Well, so one day, Mr. Comenetz gave an informal talk on the subject “Maps and Similes.”  A map, after all, is a simile of the world, or a small part of it.  (See, e.g., the Eschaton episode from Infinite Jest, where catastrophe breaks loose because one player ruthlessly lobs a ball at another, misunderstanding that the player’s body is not the coalition of countries she represents, but rather that coalition’s presence on the map, a simile for it.)

I asked Mr. Comenetz, “Why similes? Why not metaphors?”  His answer was something like this:

“Well, I don’t really trust metaphors.  They are necessarily untrue, aren’t they?  Saying this is this?  Of course it isn’t.  This is like this, sure.  But the servant’s brow is not a moody frontier.  King Edward hasn’t actually sped up the seasons, and made summer out of winter.  There’s a kind of preposterousness, you see, at work in every metaphor . . .”

2.

All apprentice writers struggle with finding their “voice.”  By voice, I think we mean the peculiar stamp that separates my writing from yours, and yours from hers, and hers from his; in other words, it’s one of those Potter Stewart-type things:  hard to define, but you know it when you see it.

Contrarily, one of the quickest ways to tell that a writer isn’t ready yet–that he or she still needs work–is when the writing can’t be separated out from the writing of others.  I see on the Twitter the complaints of people (slushpile trusties, for the most part) who are seeing page after page of transparent imitation:  lots of Cormac McCarthy wannabes, I hear; even a few Tao Lin apers, for reasons passing understanding.

To these writers, I could not be more sympathetic.  My earliest serious attempts at fiction-writing were themselves parrotings of Cormac McCarthy that would curl your toes.  Here, let me show you:

The young man’s steady, rhythmic cries were the dominant sound in the room, as if he held the floor in a parliament of grief.  Steadily those of his wife seeped in, filling the spaces between his with her coarse, dynamic sobs.  The man’s cries like grunts and the woman’s like moans, the silence of the elders surrounding and supporting them like as the cold bleak of space to a chaotic and liferidden planet.

Ye gods:  “like as the cold bleak of space”?  “a chaotic and liferidden planet”?

In my defense, however, this is how it gets done.  Remember in Finding Forrester, how Sean Connery jumpstarts the young guy’s writing by having him re-type one of his (Sean’s) old essays?  We’re all doing that, in the beginning.  We imitate writers in order to learn.  Hunter Thompson used to copy out lines from Gatsby on his typewriter.  He wanted to feel the rhythm of those words, as they came out, letter by letter; he wanted to know how it felt to have prose like that jump into being, underneath his own fingers.

DATA SHOWN:
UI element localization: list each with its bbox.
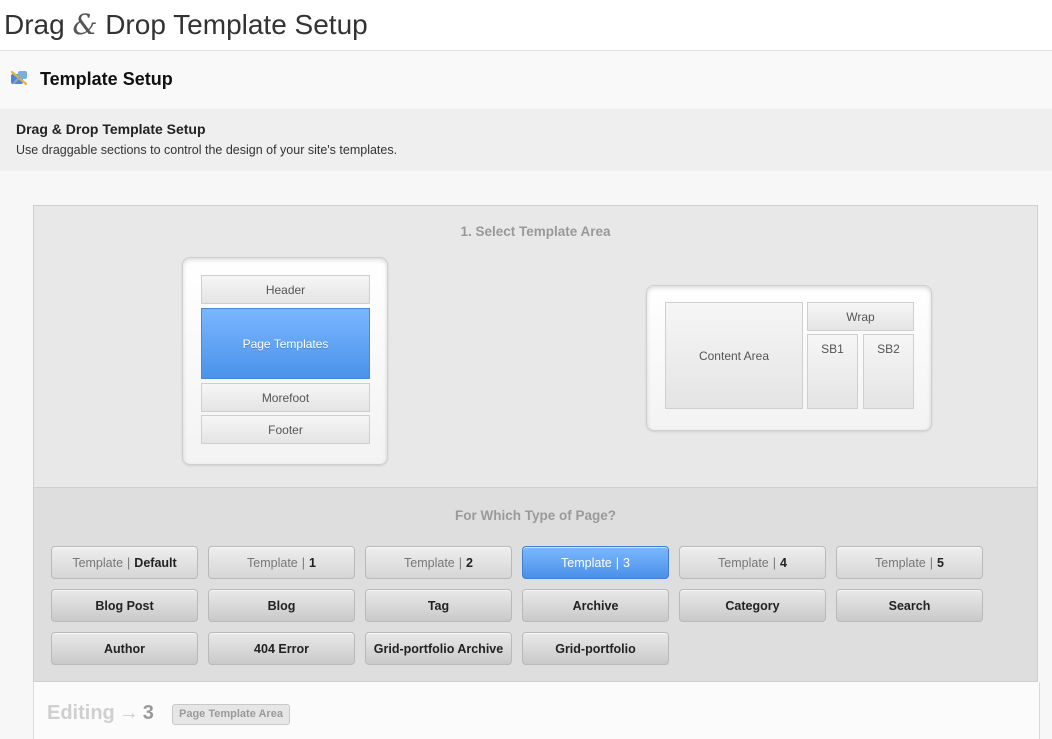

TASKS TO COMPLETE:
[1] In the essay on writing, what did Hunter Thompson copy out on his typewriter?
[2] Carry the essay on writing forward from its last sentence.
The lines play no part in this.

TASK ANSWERS:
[1] He copied out lines from Gatsby.

[2]
This is natural, this is what John Cheever called “the parturition of a writer.”  Each apprentice takes bits and pieces of the masters and builds up a kind of jury-rigged scaffolding, like one of those wobbly towers made of pianos and bird cages you see in old cartoons.  You can reach a nice altitude on something like that, but it’s treacherous.  To create good and original prose, one needs sturdier footing.

3.

Mr. Comenetz’s preference for simile over metaphor is idiosyncratic, reasoned, hard to argue with, and slightly, just slightly, insane.  If one is abandoning metaphor because all metaphors are preposterous lies, then one must abandon all fiction, if one means to be consistent.  Clearly, Mr. Comenetz didn’t mean for his point to go that far.

This preference of his, however, is a perfect example of the little stylistic choices a writer must make, the scruples of taste she must develop, in order to gain a voice.  In short, I think a writer’s voice is simply what happens when he or she applies private rules–a kind of second grammar.

It will be easier to elaborate if I give an example from my own private rules.  Me, I adhere as strictly as I can to the common notions of spelling and punctuation.  This wasn’t always the case with me.  Back when I was drunk on McCarthy, I slammed words together and ditched quotation marks all day long.  This was not a stylistic choice, however; this was not the application of my own private rules.  I had not worked through any process like the one by which McCarthy decided to use enjambment-coinages like “scabbedover” and “rubymeated,” and neither did I have any good reason to leave off punctuation marks.  I was imitating, superficially.  I wasn’t getting past the appearances to find the solid form beneath, and that was fine:  I hadn’t earned that yet.  I hadn’t done enough reading or enough writing to earn that.  By the time I had, though, I’d learned an important truth about myself:  I need as much structure as I can get.  I need the safety of it.  I’m not a tightrope walker:  I take hiiigh steps anytime I get off an escalator.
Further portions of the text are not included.